Start of DATA SUPPLIED

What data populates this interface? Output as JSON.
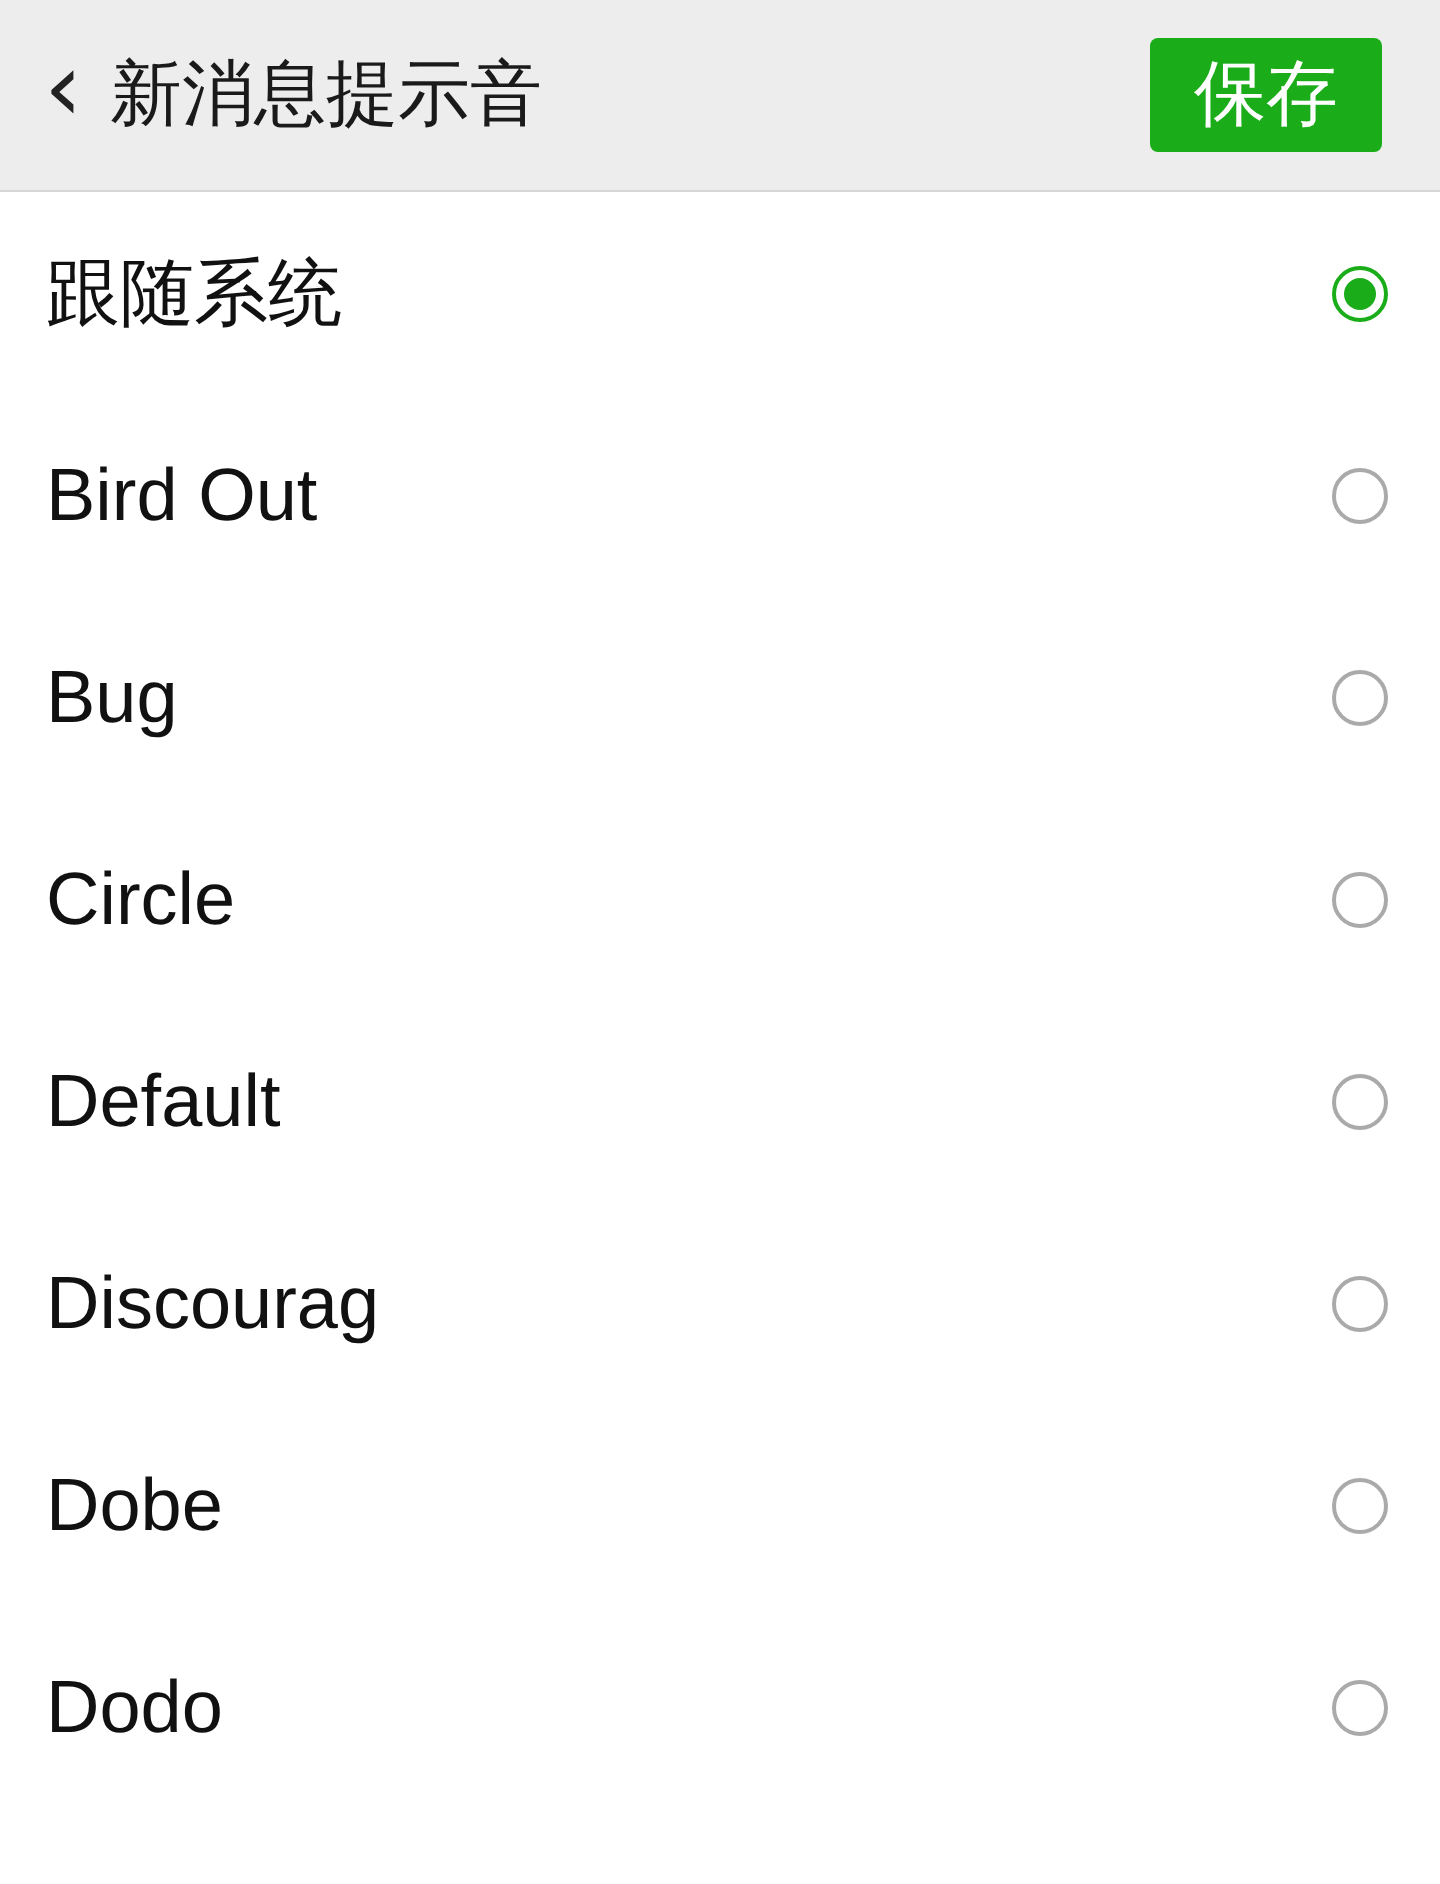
{
  "header": {
    "back": "‹",
    "title": "新消息提示音",
    "save_button": "保存"
  },
  "options": [
    {
      "label": "跟随系统",
      "selected": true
    },
    {
      "label": "Bird Out",
      "selected": false
    },
    {
      "label": "Bug",
      "selected": false
    },
    {
      "label": "Circle",
      "selected": false
    },
    {
      "label": "Default",
      "selected": false
    },
    {
      "label": "Discourag",
      "selected": false
    },
    {
      "label": "Dobe",
      "selected": false
    },
    {
      "label": "Dodo",
      "selected": false
    }
  ]
}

End of DATA SUPPLIED

Without the pictures, return the entries exactly as they appear.

• _SOLUTION TO THIS EXERCISE_:
What data populates this interface? Output as JSON.
{
  "header": {
    "back": "‹",
    "title": "新消息提示音",
    "save_button": "保存"
  },
  "options": [
    {
      "label": "跟随系统",
      "selected": true
    },
    {
      "label": "Bird Out",
      "selected": false
    },
    {
      "label": "Bug",
      "selected": false
    },
    {
      "label": "Circle",
      "selected": false
    },
    {
      "label": "Default",
      "selected": false
    },
    {
      "label": "Discourag",
      "selected": false
    },
    {
      "label": "Dobe",
      "selected": false
    },
    {
      "label": "Dodo",
      "selected": false
    }
  ]
}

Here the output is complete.